> [Given problem]: Go through the entries below and copy each line containing the word "ješto".

> [Excerpted records]:
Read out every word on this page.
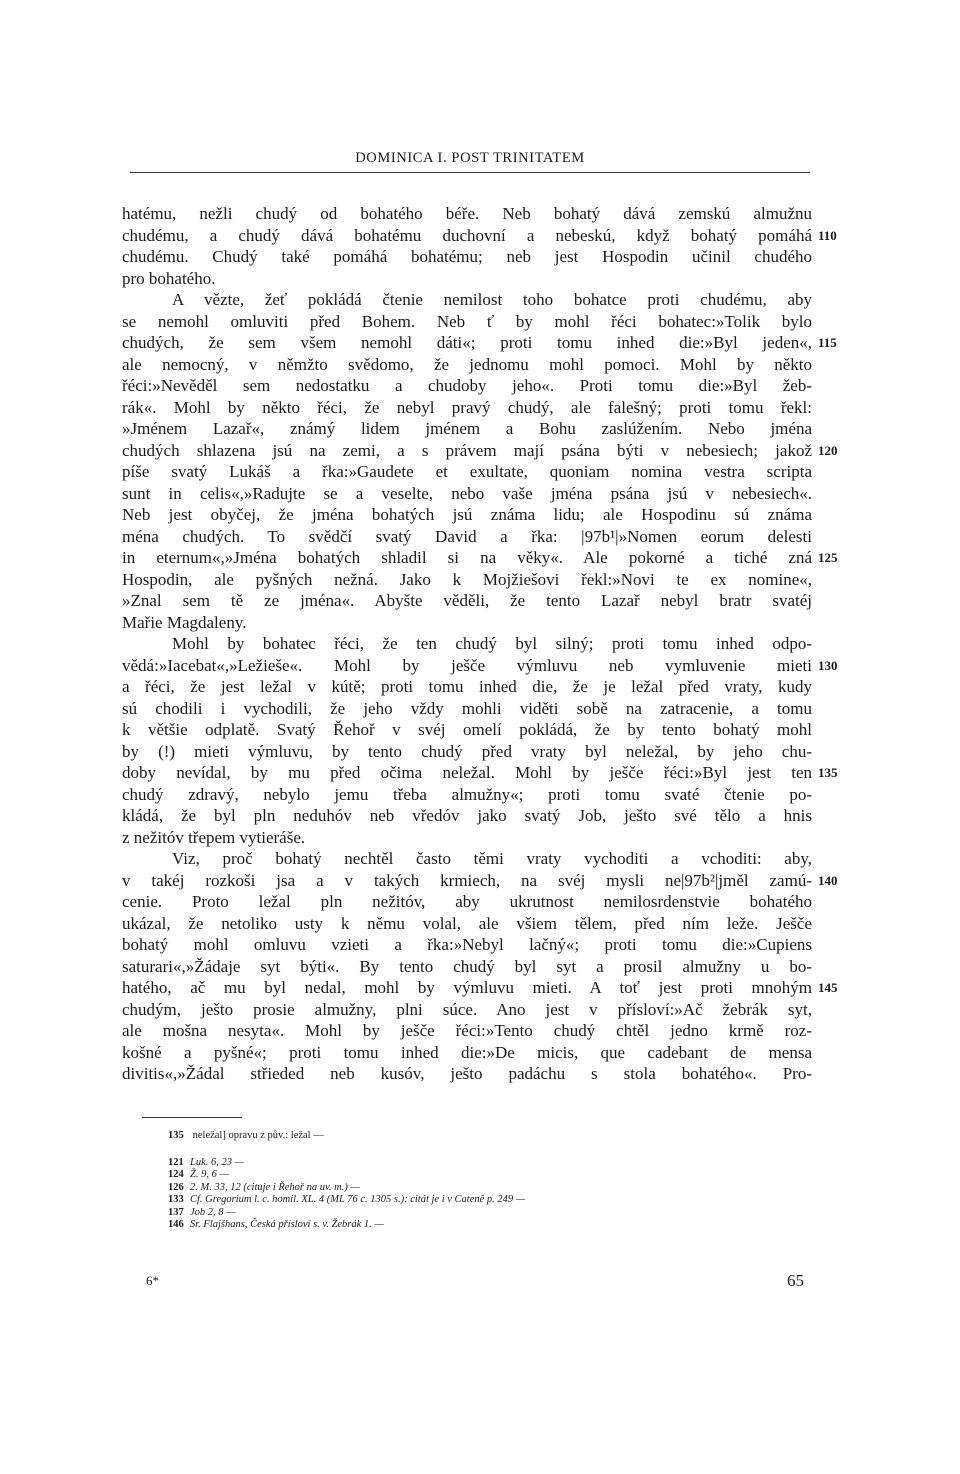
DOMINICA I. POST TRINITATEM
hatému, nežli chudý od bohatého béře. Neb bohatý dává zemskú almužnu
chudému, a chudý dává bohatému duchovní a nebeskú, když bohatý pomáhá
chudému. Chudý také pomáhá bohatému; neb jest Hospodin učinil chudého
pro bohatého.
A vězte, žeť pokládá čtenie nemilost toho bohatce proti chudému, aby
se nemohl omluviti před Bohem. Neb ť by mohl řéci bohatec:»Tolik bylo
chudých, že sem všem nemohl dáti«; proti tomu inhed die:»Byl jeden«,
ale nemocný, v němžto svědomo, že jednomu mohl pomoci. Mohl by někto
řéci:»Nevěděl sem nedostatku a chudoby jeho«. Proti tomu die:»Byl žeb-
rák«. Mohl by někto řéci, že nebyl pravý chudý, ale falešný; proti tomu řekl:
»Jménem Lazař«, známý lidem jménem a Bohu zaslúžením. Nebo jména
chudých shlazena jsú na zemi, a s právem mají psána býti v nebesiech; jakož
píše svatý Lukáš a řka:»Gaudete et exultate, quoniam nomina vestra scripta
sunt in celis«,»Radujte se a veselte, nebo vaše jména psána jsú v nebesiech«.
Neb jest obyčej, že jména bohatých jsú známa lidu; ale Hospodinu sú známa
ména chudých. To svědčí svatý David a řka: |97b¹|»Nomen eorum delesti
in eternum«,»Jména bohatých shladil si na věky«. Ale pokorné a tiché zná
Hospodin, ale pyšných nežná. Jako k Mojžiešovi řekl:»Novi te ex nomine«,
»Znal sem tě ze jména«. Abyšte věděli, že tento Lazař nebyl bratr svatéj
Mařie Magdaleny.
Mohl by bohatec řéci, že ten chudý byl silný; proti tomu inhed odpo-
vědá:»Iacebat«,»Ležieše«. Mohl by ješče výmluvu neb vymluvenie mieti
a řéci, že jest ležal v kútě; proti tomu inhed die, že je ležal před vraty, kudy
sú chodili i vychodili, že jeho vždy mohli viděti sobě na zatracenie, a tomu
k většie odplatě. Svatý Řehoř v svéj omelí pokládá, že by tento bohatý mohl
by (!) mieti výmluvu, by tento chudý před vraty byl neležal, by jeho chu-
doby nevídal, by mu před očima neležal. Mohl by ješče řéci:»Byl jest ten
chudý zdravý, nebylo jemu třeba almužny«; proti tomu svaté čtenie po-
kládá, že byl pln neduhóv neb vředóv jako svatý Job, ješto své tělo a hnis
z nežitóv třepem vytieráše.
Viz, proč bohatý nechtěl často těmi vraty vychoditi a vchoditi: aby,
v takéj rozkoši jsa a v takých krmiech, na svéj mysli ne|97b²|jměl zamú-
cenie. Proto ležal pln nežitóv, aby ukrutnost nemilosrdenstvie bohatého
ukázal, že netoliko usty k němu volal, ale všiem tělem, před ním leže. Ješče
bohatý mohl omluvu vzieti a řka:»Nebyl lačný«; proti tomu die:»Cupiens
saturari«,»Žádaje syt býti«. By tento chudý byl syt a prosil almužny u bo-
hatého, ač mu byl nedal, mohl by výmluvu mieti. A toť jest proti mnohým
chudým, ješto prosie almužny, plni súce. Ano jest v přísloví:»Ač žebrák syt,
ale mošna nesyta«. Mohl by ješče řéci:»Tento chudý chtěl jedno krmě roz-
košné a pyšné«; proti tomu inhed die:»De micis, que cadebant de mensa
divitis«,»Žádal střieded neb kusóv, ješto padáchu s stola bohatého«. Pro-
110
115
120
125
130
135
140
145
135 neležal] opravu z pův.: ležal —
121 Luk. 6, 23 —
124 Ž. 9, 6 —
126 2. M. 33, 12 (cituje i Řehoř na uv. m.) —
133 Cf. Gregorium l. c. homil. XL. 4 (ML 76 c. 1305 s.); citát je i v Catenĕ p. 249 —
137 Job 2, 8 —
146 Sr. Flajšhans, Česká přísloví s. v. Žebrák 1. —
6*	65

--

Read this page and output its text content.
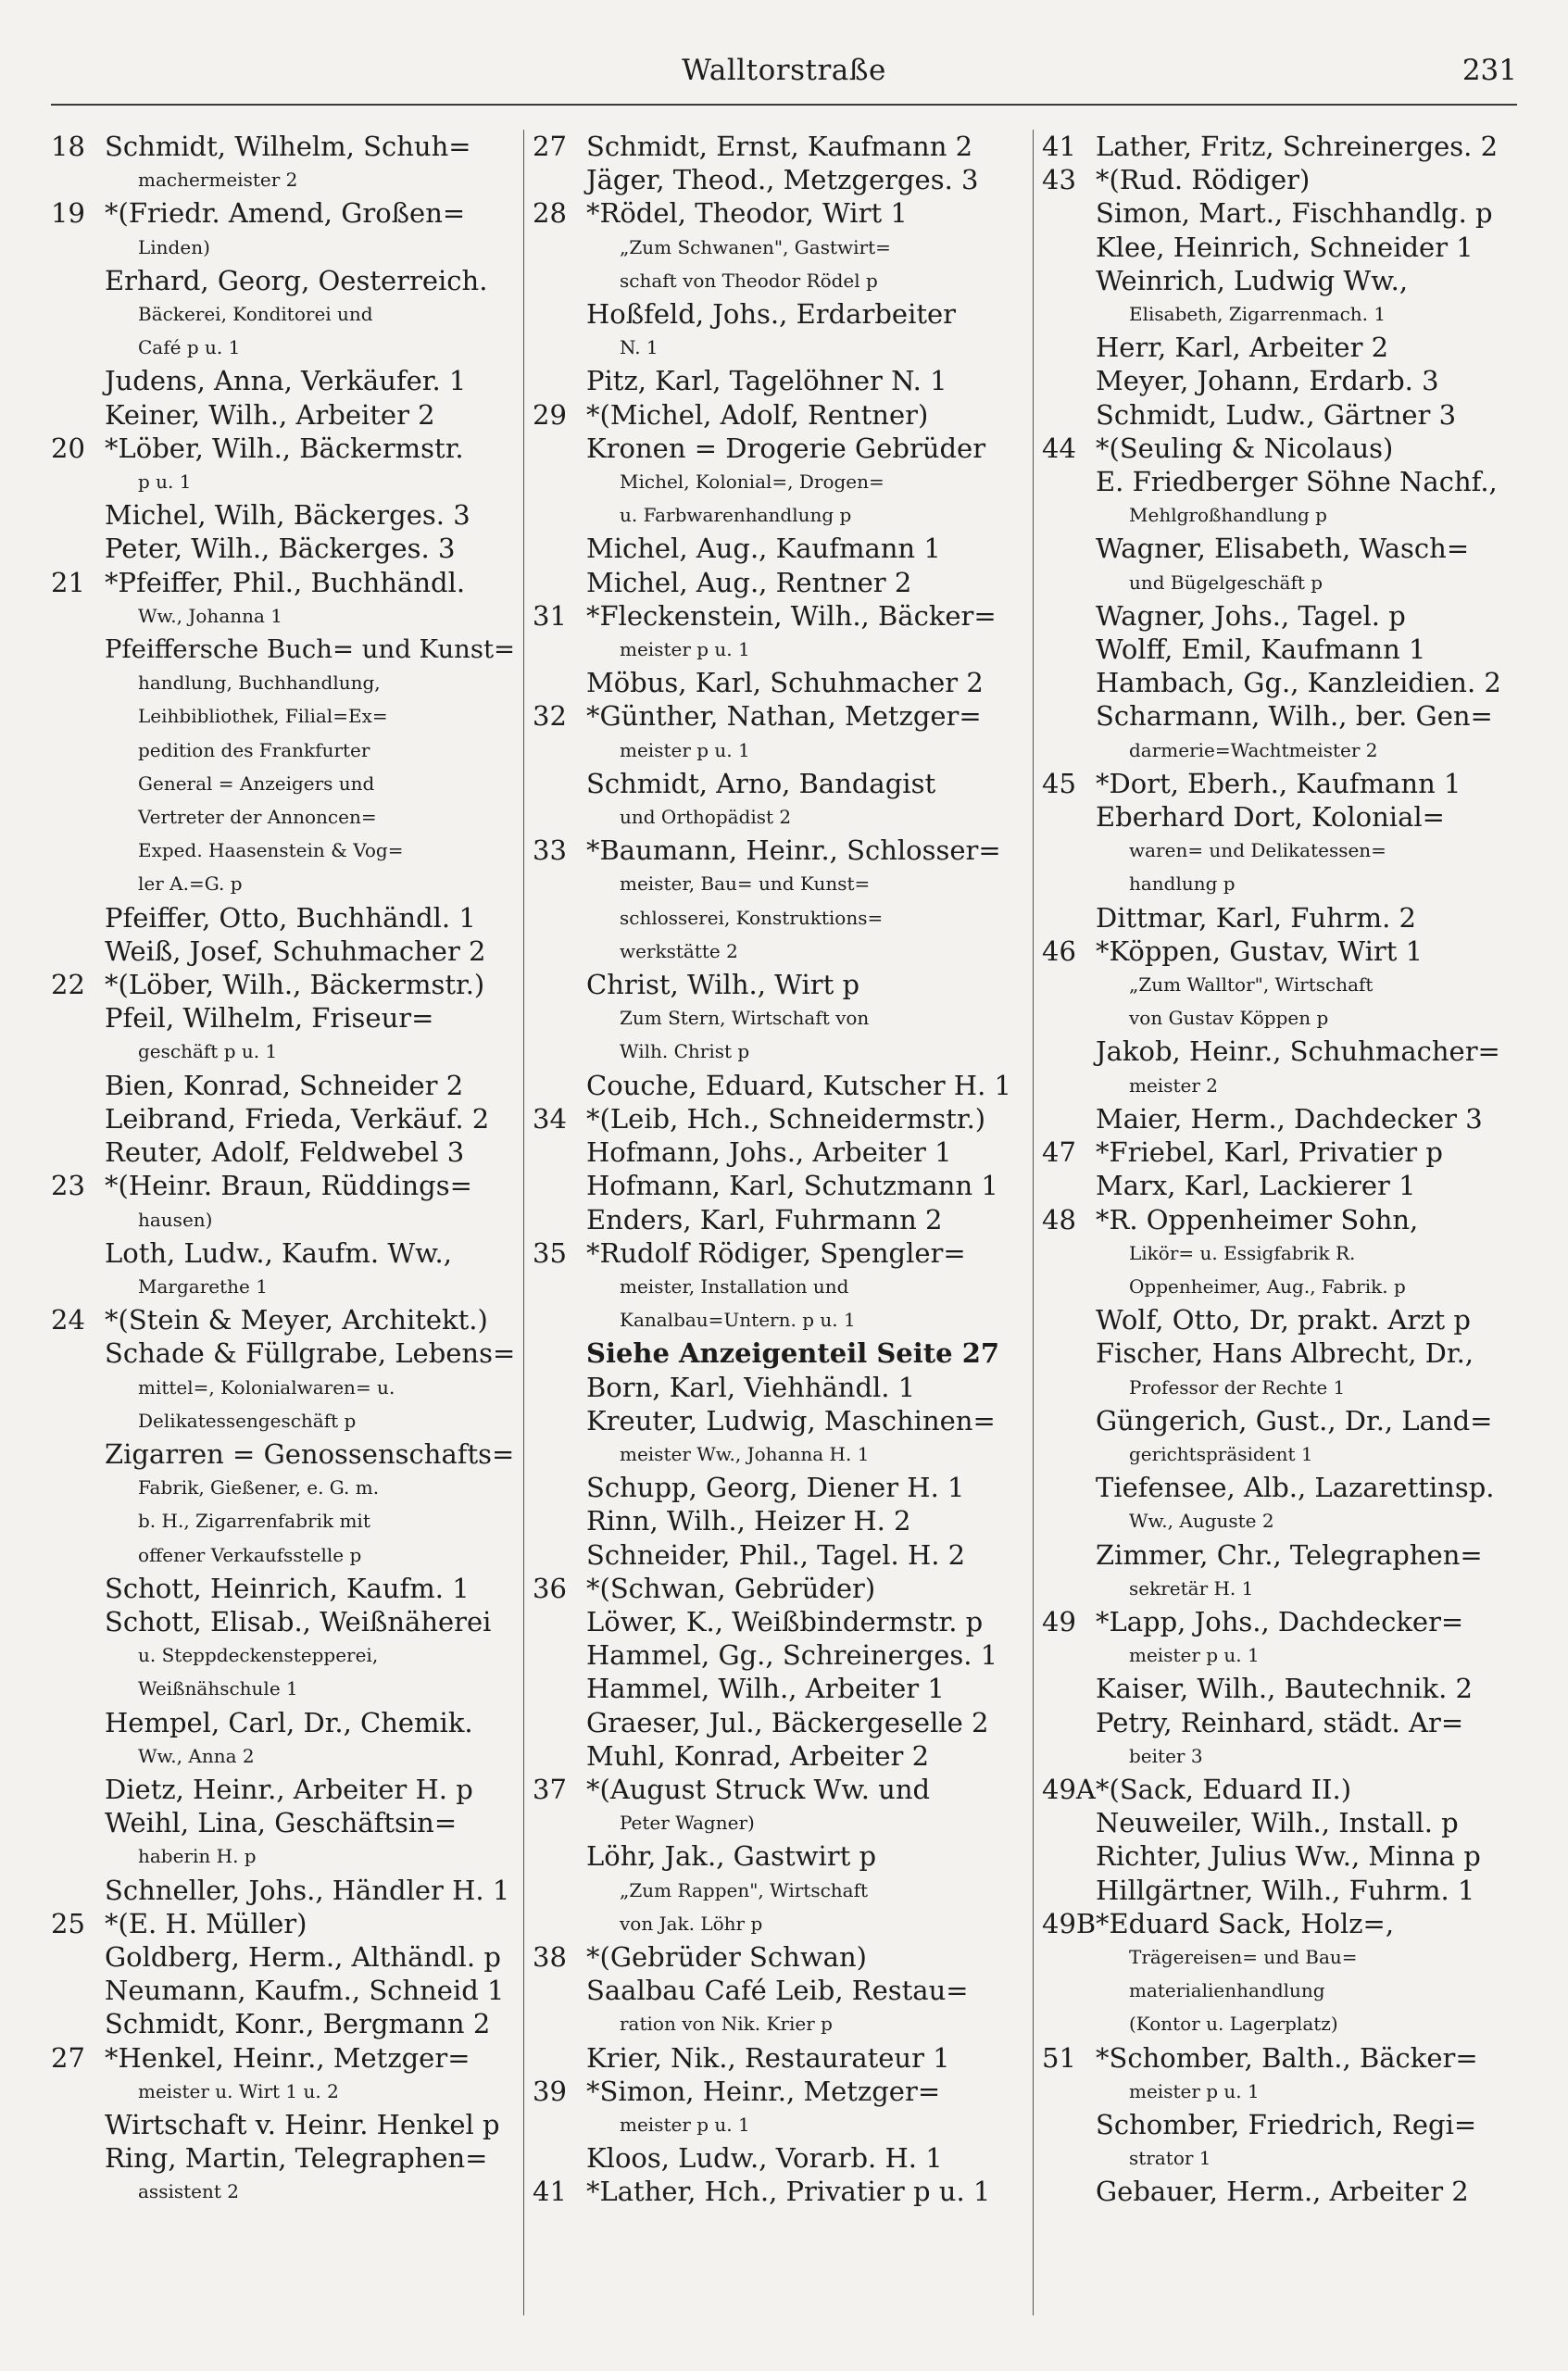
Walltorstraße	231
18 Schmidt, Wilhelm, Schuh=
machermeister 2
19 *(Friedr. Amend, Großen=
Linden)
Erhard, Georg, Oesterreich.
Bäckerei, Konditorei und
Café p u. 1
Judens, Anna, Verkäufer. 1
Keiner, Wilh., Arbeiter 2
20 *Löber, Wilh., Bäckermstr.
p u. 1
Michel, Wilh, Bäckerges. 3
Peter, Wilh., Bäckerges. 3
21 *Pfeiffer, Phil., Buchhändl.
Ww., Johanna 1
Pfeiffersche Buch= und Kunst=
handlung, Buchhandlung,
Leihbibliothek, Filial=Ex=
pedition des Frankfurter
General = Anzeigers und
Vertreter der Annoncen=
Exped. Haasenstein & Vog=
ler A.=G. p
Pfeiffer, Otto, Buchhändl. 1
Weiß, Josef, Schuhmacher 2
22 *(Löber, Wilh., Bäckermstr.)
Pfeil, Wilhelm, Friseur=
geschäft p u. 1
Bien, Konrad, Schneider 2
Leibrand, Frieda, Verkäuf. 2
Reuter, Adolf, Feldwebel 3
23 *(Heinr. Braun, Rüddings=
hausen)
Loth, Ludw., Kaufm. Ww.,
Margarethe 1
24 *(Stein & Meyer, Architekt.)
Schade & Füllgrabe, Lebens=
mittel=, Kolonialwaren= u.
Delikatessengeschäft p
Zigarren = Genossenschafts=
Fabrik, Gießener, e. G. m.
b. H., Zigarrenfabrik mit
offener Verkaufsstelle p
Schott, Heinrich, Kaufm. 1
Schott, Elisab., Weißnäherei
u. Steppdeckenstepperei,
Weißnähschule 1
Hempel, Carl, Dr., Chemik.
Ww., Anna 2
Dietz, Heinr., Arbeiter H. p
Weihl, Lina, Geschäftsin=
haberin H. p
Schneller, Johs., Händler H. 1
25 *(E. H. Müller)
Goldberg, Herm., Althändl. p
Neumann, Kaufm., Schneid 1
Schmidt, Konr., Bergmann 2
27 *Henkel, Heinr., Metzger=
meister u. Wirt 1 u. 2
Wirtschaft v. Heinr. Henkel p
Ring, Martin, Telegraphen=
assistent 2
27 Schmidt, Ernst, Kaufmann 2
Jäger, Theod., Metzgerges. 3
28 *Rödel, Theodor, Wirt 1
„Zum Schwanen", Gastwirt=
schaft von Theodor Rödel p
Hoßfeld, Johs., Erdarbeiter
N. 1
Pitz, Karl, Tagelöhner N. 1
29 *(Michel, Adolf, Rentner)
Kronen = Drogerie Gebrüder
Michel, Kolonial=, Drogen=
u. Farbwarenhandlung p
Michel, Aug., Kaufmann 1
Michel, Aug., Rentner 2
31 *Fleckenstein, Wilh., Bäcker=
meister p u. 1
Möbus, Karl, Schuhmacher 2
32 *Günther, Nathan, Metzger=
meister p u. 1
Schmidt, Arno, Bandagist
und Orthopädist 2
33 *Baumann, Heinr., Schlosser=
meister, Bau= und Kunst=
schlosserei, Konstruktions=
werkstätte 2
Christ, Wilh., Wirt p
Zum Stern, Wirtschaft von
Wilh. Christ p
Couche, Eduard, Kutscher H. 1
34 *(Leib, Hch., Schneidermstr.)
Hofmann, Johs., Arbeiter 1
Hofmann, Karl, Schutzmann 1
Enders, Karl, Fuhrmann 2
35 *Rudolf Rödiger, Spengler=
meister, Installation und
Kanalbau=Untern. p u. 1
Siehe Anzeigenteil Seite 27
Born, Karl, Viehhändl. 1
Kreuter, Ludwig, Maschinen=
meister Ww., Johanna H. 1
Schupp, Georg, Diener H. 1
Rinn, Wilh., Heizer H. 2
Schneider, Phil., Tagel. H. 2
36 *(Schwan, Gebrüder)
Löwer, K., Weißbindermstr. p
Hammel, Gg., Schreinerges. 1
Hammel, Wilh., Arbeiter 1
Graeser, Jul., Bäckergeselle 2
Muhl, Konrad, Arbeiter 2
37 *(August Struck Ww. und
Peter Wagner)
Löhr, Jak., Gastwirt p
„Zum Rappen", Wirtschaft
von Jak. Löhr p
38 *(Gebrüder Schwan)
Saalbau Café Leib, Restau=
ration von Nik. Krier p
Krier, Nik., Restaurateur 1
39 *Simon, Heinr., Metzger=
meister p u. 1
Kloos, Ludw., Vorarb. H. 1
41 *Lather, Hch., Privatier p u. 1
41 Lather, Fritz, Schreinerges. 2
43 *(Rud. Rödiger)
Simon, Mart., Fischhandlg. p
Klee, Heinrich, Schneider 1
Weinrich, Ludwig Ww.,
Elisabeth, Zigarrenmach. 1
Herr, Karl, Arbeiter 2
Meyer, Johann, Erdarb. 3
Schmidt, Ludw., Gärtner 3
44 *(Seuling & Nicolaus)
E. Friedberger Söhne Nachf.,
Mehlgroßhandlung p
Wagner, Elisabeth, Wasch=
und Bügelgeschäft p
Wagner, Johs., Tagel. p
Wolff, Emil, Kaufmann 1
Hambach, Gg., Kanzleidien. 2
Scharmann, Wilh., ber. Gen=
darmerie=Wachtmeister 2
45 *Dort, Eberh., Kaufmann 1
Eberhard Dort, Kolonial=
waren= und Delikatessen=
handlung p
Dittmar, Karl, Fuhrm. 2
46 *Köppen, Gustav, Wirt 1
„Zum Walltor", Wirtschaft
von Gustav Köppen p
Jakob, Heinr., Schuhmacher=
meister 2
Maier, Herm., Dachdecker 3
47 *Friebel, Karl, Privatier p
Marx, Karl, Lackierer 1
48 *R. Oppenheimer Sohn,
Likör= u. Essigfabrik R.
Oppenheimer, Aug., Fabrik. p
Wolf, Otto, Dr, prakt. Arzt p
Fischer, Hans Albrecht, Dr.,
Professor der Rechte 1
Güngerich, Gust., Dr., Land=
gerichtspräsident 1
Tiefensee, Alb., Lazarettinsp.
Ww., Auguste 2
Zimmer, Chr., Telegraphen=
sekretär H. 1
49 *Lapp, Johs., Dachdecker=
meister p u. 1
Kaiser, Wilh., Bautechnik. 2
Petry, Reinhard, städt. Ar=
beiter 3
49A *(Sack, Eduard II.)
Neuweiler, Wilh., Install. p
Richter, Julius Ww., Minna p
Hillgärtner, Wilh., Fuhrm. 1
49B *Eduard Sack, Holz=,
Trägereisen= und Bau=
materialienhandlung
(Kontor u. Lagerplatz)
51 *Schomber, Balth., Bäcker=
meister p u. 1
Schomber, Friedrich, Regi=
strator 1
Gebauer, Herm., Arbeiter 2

> [The result]:
kládá, že byl pln neduhóv neb vředóv jako svatý Job, ješto své tělo a hnis
chudým, ješto prosie almužny, plni súce. Ano jest v přísloví:»Ač žebrák syt,
divitis«,»Žádal střieded neb kusóv, ješto padáchu s stola bohatého«. Pro-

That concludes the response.